Task objective:
Pull each line holding "this" out of the entries below.

Listing:
+--

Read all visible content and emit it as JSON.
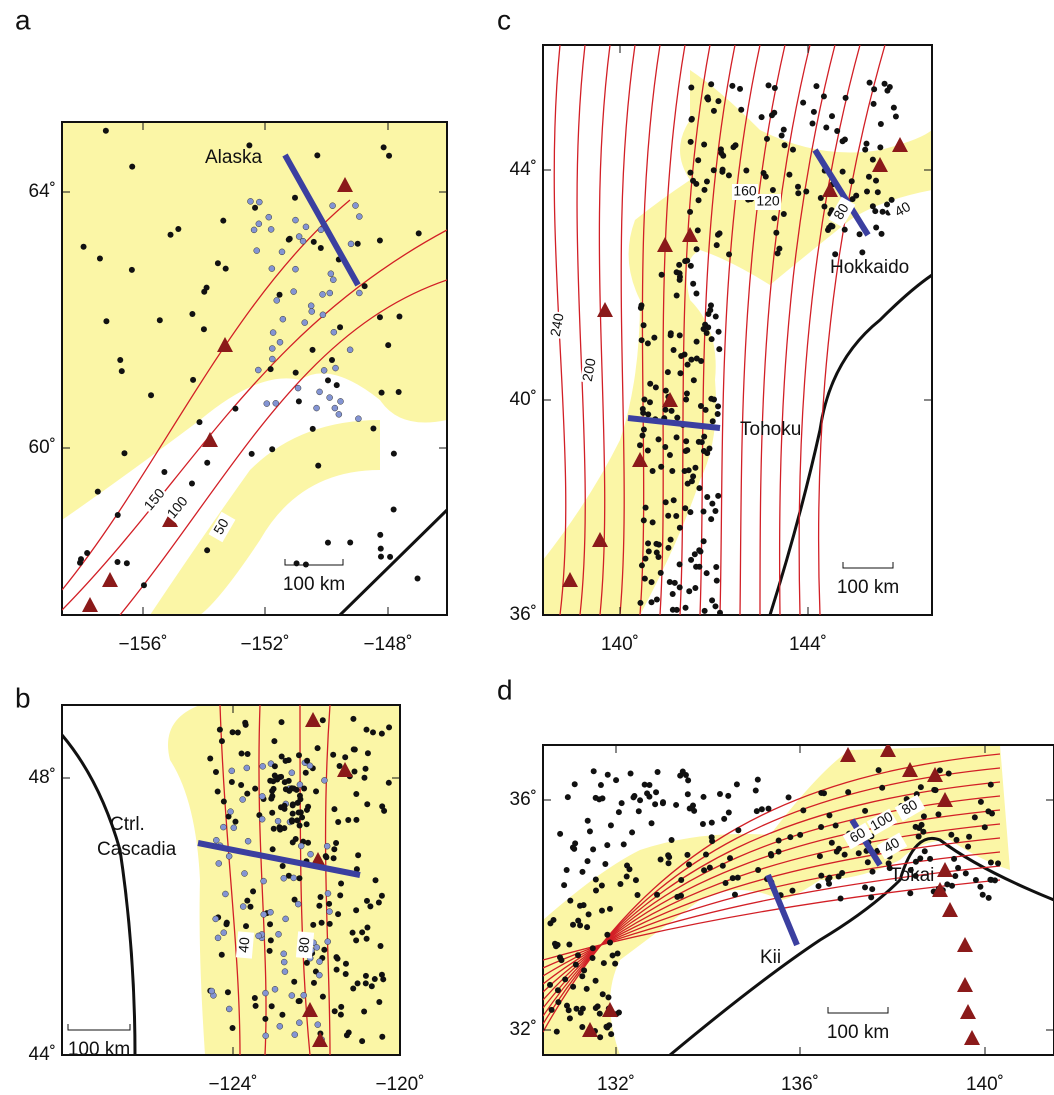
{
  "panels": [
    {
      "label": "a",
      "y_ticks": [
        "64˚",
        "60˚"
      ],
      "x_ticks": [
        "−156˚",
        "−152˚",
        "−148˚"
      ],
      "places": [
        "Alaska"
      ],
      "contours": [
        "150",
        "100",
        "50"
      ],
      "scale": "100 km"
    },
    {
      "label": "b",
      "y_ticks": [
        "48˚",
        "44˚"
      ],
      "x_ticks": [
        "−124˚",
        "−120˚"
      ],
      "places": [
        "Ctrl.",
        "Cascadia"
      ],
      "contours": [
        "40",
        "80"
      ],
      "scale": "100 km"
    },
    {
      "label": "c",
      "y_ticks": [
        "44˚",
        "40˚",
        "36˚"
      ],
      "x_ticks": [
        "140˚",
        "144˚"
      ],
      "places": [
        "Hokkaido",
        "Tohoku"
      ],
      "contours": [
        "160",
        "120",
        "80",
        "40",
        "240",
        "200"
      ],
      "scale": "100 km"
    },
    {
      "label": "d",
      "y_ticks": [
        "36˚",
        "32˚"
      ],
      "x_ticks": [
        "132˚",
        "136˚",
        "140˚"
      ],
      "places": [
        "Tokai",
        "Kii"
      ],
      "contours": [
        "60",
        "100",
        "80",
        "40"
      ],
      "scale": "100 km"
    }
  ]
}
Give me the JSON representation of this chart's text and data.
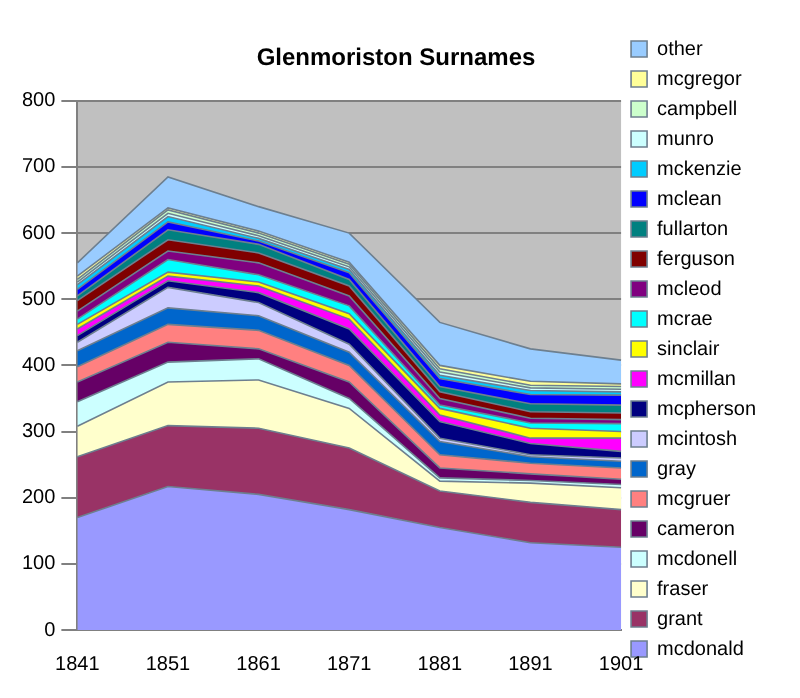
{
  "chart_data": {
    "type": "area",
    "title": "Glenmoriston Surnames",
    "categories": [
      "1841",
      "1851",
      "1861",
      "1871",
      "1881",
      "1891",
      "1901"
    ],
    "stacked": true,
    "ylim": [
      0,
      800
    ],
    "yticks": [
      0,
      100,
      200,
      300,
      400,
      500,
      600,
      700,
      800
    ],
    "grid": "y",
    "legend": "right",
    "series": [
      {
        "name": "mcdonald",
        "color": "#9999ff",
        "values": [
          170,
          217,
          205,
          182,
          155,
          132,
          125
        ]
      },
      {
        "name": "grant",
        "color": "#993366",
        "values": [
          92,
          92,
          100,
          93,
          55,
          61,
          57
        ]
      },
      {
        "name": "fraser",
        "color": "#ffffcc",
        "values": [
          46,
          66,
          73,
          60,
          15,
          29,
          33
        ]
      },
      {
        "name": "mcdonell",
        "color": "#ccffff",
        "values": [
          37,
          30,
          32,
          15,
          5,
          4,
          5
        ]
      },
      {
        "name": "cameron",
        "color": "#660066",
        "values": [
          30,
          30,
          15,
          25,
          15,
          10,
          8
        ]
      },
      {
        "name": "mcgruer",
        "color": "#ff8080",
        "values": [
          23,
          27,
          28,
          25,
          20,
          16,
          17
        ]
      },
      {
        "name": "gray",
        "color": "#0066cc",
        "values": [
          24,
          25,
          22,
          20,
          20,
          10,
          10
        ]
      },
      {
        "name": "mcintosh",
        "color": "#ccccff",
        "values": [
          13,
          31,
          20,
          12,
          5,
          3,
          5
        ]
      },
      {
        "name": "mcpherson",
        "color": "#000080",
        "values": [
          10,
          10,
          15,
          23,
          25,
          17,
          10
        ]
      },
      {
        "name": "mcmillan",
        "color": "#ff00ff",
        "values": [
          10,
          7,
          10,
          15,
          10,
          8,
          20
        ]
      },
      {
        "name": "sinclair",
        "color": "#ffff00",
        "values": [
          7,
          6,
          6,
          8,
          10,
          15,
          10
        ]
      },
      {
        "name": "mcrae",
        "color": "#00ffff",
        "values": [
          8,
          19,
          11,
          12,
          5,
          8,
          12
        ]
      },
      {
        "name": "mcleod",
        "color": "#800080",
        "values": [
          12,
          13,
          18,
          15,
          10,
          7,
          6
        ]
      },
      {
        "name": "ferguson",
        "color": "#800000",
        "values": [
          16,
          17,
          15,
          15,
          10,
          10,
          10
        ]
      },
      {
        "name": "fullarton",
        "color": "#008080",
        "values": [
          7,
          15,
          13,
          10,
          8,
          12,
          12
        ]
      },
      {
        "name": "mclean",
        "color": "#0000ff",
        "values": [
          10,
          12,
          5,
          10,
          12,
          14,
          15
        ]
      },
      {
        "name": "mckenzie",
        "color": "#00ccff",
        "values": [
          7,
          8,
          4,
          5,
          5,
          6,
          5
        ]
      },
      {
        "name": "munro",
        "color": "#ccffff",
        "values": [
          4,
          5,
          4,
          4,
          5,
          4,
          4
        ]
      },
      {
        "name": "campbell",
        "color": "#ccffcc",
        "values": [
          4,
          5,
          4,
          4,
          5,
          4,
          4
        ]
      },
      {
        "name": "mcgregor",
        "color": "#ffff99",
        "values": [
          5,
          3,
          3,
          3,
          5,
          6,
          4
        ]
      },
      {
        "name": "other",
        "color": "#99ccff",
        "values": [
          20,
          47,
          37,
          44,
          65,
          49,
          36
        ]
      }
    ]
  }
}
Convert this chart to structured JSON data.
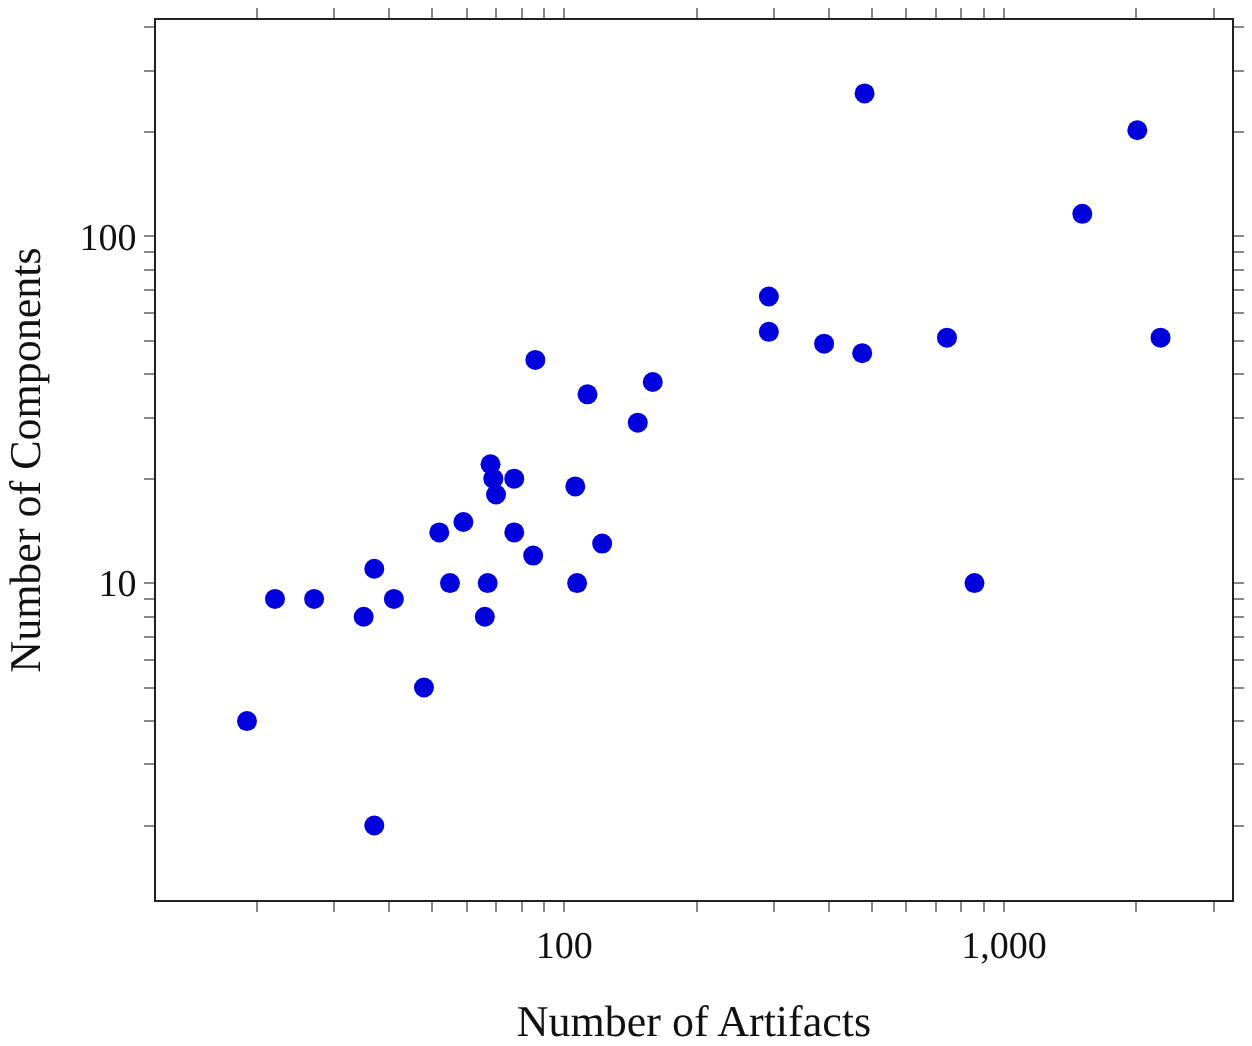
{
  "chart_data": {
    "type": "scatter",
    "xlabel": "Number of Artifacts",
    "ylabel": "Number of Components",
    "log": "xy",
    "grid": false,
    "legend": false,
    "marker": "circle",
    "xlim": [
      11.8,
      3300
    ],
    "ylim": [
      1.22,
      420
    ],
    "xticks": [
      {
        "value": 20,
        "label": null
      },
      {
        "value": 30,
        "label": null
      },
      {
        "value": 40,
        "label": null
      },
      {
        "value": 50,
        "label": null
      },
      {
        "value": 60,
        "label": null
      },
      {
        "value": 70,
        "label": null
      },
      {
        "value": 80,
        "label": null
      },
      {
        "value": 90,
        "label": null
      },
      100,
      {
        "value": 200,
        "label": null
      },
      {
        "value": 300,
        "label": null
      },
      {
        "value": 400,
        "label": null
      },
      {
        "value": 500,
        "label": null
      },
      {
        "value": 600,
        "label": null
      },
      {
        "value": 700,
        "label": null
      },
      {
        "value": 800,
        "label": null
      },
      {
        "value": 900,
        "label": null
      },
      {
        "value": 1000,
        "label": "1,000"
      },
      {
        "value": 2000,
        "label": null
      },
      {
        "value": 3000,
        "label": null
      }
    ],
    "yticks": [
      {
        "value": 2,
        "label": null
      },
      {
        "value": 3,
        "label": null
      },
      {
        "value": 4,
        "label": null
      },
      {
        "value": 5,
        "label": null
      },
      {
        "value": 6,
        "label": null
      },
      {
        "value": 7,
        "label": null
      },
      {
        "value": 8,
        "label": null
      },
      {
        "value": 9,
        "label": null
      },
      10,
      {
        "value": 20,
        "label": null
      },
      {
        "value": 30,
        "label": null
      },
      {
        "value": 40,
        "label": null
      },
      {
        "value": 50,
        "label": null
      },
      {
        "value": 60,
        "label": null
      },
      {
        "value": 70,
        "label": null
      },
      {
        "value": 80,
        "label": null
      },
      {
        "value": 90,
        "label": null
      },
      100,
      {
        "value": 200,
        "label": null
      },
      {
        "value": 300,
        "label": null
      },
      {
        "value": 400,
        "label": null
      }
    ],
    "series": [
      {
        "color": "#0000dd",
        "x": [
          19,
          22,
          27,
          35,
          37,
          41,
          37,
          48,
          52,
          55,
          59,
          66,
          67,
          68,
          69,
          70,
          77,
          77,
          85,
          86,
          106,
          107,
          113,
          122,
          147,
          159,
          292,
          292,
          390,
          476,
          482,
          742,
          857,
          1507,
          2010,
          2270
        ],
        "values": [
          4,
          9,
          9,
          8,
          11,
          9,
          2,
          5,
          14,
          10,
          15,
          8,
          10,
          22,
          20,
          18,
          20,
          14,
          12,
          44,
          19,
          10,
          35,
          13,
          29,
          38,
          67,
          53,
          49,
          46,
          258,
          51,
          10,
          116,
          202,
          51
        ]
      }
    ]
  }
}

+--

Solution to the exercise:
Give me the JSON representation of this chart's text and data.
Convert this chart to structured JSON data.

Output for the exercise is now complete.